:: MATERIAL

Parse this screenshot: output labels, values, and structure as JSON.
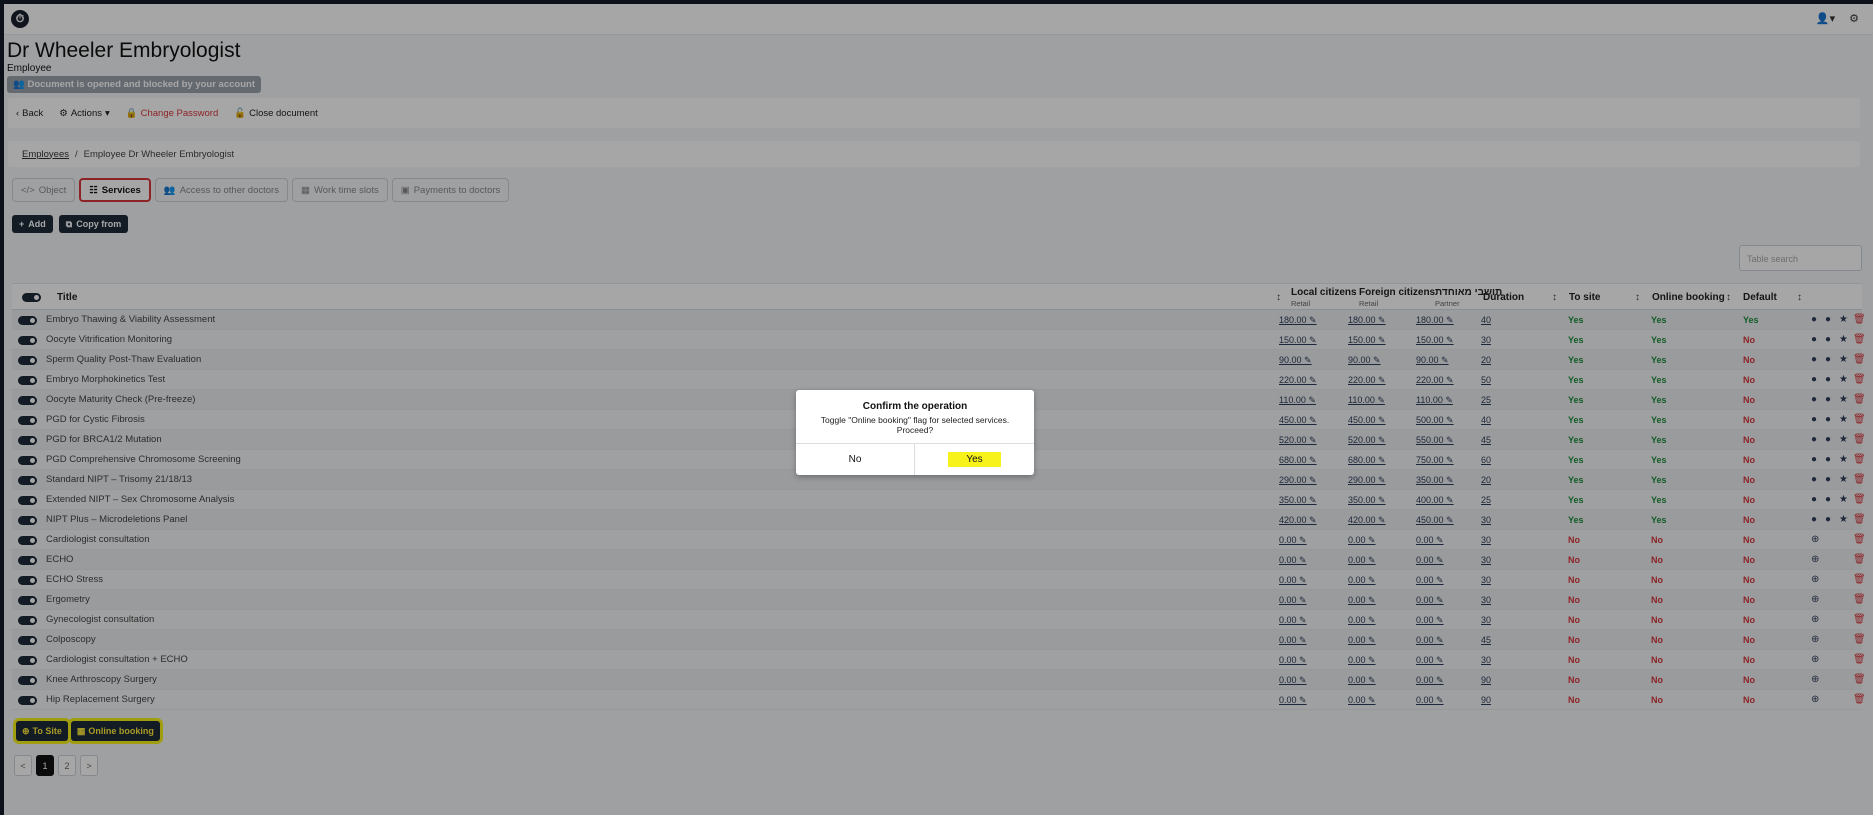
{
  "app": {
    "logo": "⏱",
    "user_icon": "user-icon",
    "settings_icon": "settings-icon"
  },
  "header": {
    "title": "Dr Wheeler Embryologist",
    "subtitle": "Employee",
    "lock_badge": "Document is opened and blocked by your account"
  },
  "actions": {
    "back": "Back",
    "actions": "Actions",
    "change_password": "Change Password",
    "close_document": "Close document"
  },
  "breadcrumb": {
    "root": "Employees",
    "sep": "/",
    "current": "Employee Dr Wheeler Embryologist"
  },
  "tabs": [
    {
      "label": "Object",
      "icon": "code-icon"
    },
    {
      "label": "Services",
      "icon": "services-icon",
      "active": true
    },
    {
      "label": "Access to other doctors",
      "icon": "users-icon"
    },
    {
      "label": "Work time slots",
      "icon": "calendar-icon"
    },
    {
      "label": "Payments to doctors",
      "icon": "money-icon"
    }
  ],
  "toolbar": {
    "add": "Add",
    "copy_from": "Copy from"
  },
  "search": {
    "placeholder": "Table search"
  },
  "table": {
    "columns": {
      "title": "Title",
      "local": "Local citizens",
      "local_sub": "Retail",
      "foreign": "Foreign citizens",
      "foreign_sub": "Retail",
      "partner": "תושבי מאוחדת",
      "partner_sub": "Partner",
      "duration": "Duration",
      "to_site": "To site",
      "online": "Online booking",
      "default": "Default"
    },
    "rows": [
      {
        "title": "Embryo Thawing & Viability Assessment",
        "local": "180.00",
        "foreign": "180.00",
        "partner": "180.00",
        "duration": "40",
        "to_site": "Yes",
        "online": "Yes",
        "default": "Yes"
      },
      {
        "title": "Oocyte Vitrification Monitoring",
        "local": "150.00",
        "foreign": "150.00",
        "partner": "150.00",
        "duration": "30",
        "to_site": "Yes",
        "online": "Yes",
        "default": "No"
      },
      {
        "title": "Sperm Quality Post-Thaw Evaluation",
        "local": "90.00",
        "foreign": "90.00",
        "partner": "90.00",
        "duration": "20",
        "to_site": "Yes",
        "online": "Yes",
        "default": "No"
      },
      {
        "title": "Embryo Morphokinetics Test",
        "local": "220.00",
        "foreign": "220.00",
        "partner": "220.00",
        "duration": "50",
        "to_site": "Yes",
        "online": "Yes",
        "default": "No"
      },
      {
        "title": "Oocyte Maturity Check (Pre-freeze)",
        "local": "110.00",
        "foreign": "110.00",
        "partner": "110.00",
        "duration": "25",
        "to_site": "Yes",
        "online": "Yes",
        "default": "No"
      },
      {
        "title": "PGD for Cystic Fibrosis",
        "local": "450.00",
        "foreign": "450.00",
        "partner": "500.00",
        "duration": "40",
        "to_site": "Yes",
        "online": "Yes",
        "default": "No"
      },
      {
        "title": "PGD for BRCA1/2 Mutation",
        "local": "520.00",
        "foreign": "520.00",
        "partner": "550.00",
        "duration": "45",
        "to_site": "Yes",
        "online": "Yes",
        "default": "No"
      },
      {
        "title": "PGD Comprehensive Chromosome Screening",
        "local": "680.00",
        "foreign": "680.00",
        "partner": "750.00",
        "duration": "60",
        "to_site": "Yes",
        "online": "Yes",
        "default": "No"
      },
      {
        "title": "Standard NIPT – Trisomy 21/18/13",
        "local": "290.00",
        "foreign": "290.00",
        "partner": "350.00",
        "duration": "20",
        "to_site": "Yes",
        "online": "Yes",
        "default": "No"
      },
      {
        "title": "Extended NIPT – Sex Chromosome Analysis",
        "local": "350.00",
        "foreign": "350.00",
        "partner": "400.00",
        "duration": "25",
        "to_site": "Yes",
        "online": "Yes",
        "default": "No"
      },
      {
        "title": "NIPT Plus – Microdeletions Panel",
        "local": "420.00",
        "foreign": "420.00",
        "partner": "450.00",
        "duration": "30",
        "to_site": "Yes",
        "online": "Yes",
        "default": "No"
      },
      {
        "title": "Cardiologist consultation",
        "local": "0.00",
        "foreign": "0.00",
        "partner": "0.00",
        "duration": "30",
        "to_site": "No",
        "online": "No",
        "default": "No"
      },
      {
        "title": "ECHO",
        "local": "0.00",
        "foreign": "0.00",
        "partner": "0.00",
        "duration": "30",
        "to_site": "No",
        "online": "No",
        "default": "No"
      },
      {
        "title": "ECHO Stress",
        "local": "0.00",
        "foreign": "0.00",
        "partner": "0.00",
        "duration": "30",
        "to_site": "No",
        "online": "No",
        "default": "No"
      },
      {
        "title": "Ergometry",
        "local": "0.00",
        "foreign": "0.00",
        "partner": "0.00",
        "duration": "30",
        "to_site": "No",
        "online": "No",
        "default": "No"
      },
      {
        "title": "Gynecologist consultation",
        "local": "0.00",
        "foreign": "0.00",
        "partner": "0.00",
        "duration": "30",
        "to_site": "No",
        "online": "No",
        "default": "No"
      },
      {
        "title": "Colposcopy",
        "local": "0.00",
        "foreign": "0.00",
        "partner": "0.00",
        "duration": "45",
        "to_site": "No",
        "online": "No",
        "default": "No"
      },
      {
        "title": "Cardiologist consultation + ECHO",
        "local": "0.00",
        "foreign": "0.00",
        "partner": "0.00",
        "duration": "30",
        "to_site": "No",
        "online": "No",
        "default": "No"
      },
      {
        "title": "Knee Arthroscopy Surgery",
        "local": "0.00",
        "foreign": "0.00",
        "partner": "0.00",
        "duration": "90",
        "to_site": "No",
        "online": "No",
        "default": "No"
      },
      {
        "title": "Hip Replacement Surgery",
        "local": "0.00",
        "foreign": "0.00",
        "partner": "0.00",
        "duration": "90",
        "to_site": "No",
        "online": "No",
        "default": "No"
      }
    ]
  },
  "bulk": {
    "to_site": "To Site",
    "online": "Online booking"
  },
  "pagination": {
    "prev": "<",
    "pages": [
      "1",
      "2"
    ],
    "next": ">"
  },
  "modal": {
    "title": "Confirm the operation",
    "text": "Toggle \"Online booking\" flag for selected services. Proceed?",
    "no": "No",
    "yes": "Yes"
  }
}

::::

GOAL = Take the listing and print it again exactly, but without any pictures.

THE COMPLETED TASK =
Parse this screenshot: output labels, values, and structure as JSON.
{
  "app": {
    "logo": "⏱",
    "user_icon": "user-icon",
    "settings_icon": "settings-icon"
  },
  "header": {
    "title": "Dr Wheeler Embryologist",
    "subtitle": "Employee",
    "lock_badge": "Document is opened and blocked by your account"
  },
  "actions": {
    "back": "Back",
    "actions": "Actions",
    "change_password": "Change Password",
    "close_document": "Close document"
  },
  "breadcrumb": {
    "root": "Employees",
    "sep": "/",
    "current": "Employee Dr Wheeler Embryologist"
  },
  "tabs": [
    {
      "label": "Object",
      "icon": "code-icon"
    },
    {
      "label": "Services",
      "icon": "services-icon",
      "active": true
    },
    {
      "label": "Access to other doctors",
      "icon": "users-icon"
    },
    {
      "label": "Work time slots",
      "icon": "calendar-icon"
    },
    {
      "label": "Payments to doctors",
      "icon": "money-icon"
    }
  ],
  "toolbar": {
    "add": "Add",
    "copy_from": "Copy from"
  },
  "search": {
    "placeholder": "Table search"
  },
  "table": {
    "columns": {
      "title": "Title",
      "local": "Local citizens",
      "local_sub": "Retail",
      "foreign": "Foreign citizens",
      "foreign_sub": "Retail",
      "partner": "תושבי מאוחדת",
      "partner_sub": "Partner",
      "duration": "Duration",
      "to_site": "To site",
      "online": "Online booking",
      "default": "Default"
    },
    "rows": [
      {
        "title": "Embryo Thawing & Viability Assessment",
        "local": "180.00",
        "foreign": "180.00",
        "partner": "180.00",
        "duration": "40",
        "to_site": "Yes",
        "online": "Yes",
        "default": "Yes"
      },
      {
        "title": "Oocyte Vitrification Monitoring",
        "local": "150.00",
        "foreign": "150.00",
        "partner": "150.00",
        "duration": "30",
        "to_site": "Yes",
        "online": "Yes",
        "default": "No"
      },
      {
        "title": "Sperm Quality Post-Thaw Evaluation",
        "local": "90.00",
        "foreign": "90.00",
        "partner": "90.00",
        "duration": "20",
        "to_site": "Yes",
        "online": "Yes",
        "default": "No"
      },
      {
        "title": "Embryo Morphokinetics Test",
        "local": "220.00",
        "foreign": "220.00",
        "partner": "220.00",
        "duration": "50",
        "to_site": "Yes",
        "online": "Yes",
        "default": "No"
      },
      {
        "title": "Oocyte Maturity Check (Pre-freeze)",
        "local": "110.00",
        "foreign": "110.00",
        "partner": "110.00",
        "duration": "25",
        "to_site": "Yes",
        "online": "Yes",
        "default": "No"
      },
      {
        "title": "PGD for Cystic Fibrosis",
        "local": "450.00",
        "foreign": "450.00",
        "partner": "500.00",
        "duration": "40",
        "to_site": "Yes",
        "online": "Yes",
        "default": "No"
      },
      {
        "title": "PGD for BRCA1/2 Mutation",
        "local": "520.00",
        "foreign": "520.00",
        "partner": "550.00",
        "duration": "45",
        "to_site": "Yes",
        "online": "Yes",
        "default": "No"
      },
      {
        "title": "PGD Comprehensive Chromosome Screening",
        "local": "680.00",
        "foreign": "680.00",
        "partner": "750.00",
        "duration": "60",
        "to_site": "Yes",
        "online": "Yes",
        "default": "No"
      },
      {
        "title": "Standard NIPT – Trisomy 21/18/13",
        "local": "290.00",
        "foreign": "290.00",
        "partner": "350.00",
        "duration": "20",
        "to_site": "Yes",
        "online": "Yes",
        "default": "No"
      },
      {
        "title": "Extended NIPT – Sex Chromosome Analysis",
        "local": "350.00",
        "foreign": "350.00",
        "partner": "400.00",
        "duration": "25",
        "to_site": "Yes",
        "online": "Yes",
        "default": "No"
      },
      {
        "title": "NIPT Plus – Microdeletions Panel",
        "local": "420.00",
        "foreign": "420.00",
        "partner": "450.00",
        "duration": "30",
        "to_site": "Yes",
        "online": "Yes",
        "default": "No"
      },
      {
        "title": "Cardiologist consultation",
        "local": "0.00",
        "foreign": "0.00",
        "partner": "0.00",
        "duration": "30",
        "to_site": "No",
        "online": "No",
        "default": "No"
      },
      {
        "title": "ECHO",
        "local": "0.00",
        "foreign": "0.00",
        "partner": "0.00",
        "duration": "30",
        "to_site": "No",
        "online": "No",
        "default": "No"
      },
      {
        "title": "ECHO Stress",
        "local": "0.00",
        "foreign": "0.00",
        "partner": "0.00",
        "duration": "30",
        "to_site": "No",
        "online": "No",
        "default": "No"
      },
      {
        "title": "Ergometry",
        "local": "0.00",
        "foreign": "0.00",
        "partner": "0.00",
        "duration": "30",
        "to_site": "No",
        "online": "No",
        "default": "No"
      },
      {
        "title": "Gynecologist consultation",
        "local": "0.00",
        "foreign": "0.00",
        "partner": "0.00",
        "duration": "30",
        "to_site": "No",
        "online": "No",
        "default": "No"
      },
      {
        "title": "Colposcopy",
        "local": "0.00",
        "foreign": "0.00",
        "partner": "0.00",
        "duration": "45",
        "to_site": "No",
        "online": "No",
        "default": "No"
      },
      {
        "title": "Cardiologist consultation + ECHO",
        "local": "0.00",
        "foreign": "0.00",
        "partner": "0.00",
        "duration": "30",
        "to_site": "No",
        "online": "No",
        "default": "No"
      },
      {
        "title": "Knee Arthroscopy Surgery",
        "local": "0.00",
        "foreign": "0.00",
        "partner": "0.00",
        "duration": "90",
        "to_site": "No",
        "online": "No",
        "default": "No"
      },
      {
        "title": "Hip Replacement Surgery",
        "local": "0.00",
        "foreign": "0.00",
        "partner": "0.00",
        "duration": "90",
        "to_site": "No",
        "online": "No",
        "default": "No"
      }
    ]
  },
  "bulk": {
    "to_site": "To Site",
    "online": "Online booking"
  },
  "pagination": {
    "prev": "<",
    "pages": [
      "1",
      "2"
    ],
    "next": ">"
  },
  "modal": {
    "title": "Confirm the operation",
    "text": "Toggle \"Online booking\" flag for selected services. Proceed?",
    "no": "No",
    "yes": "Yes"
  }
}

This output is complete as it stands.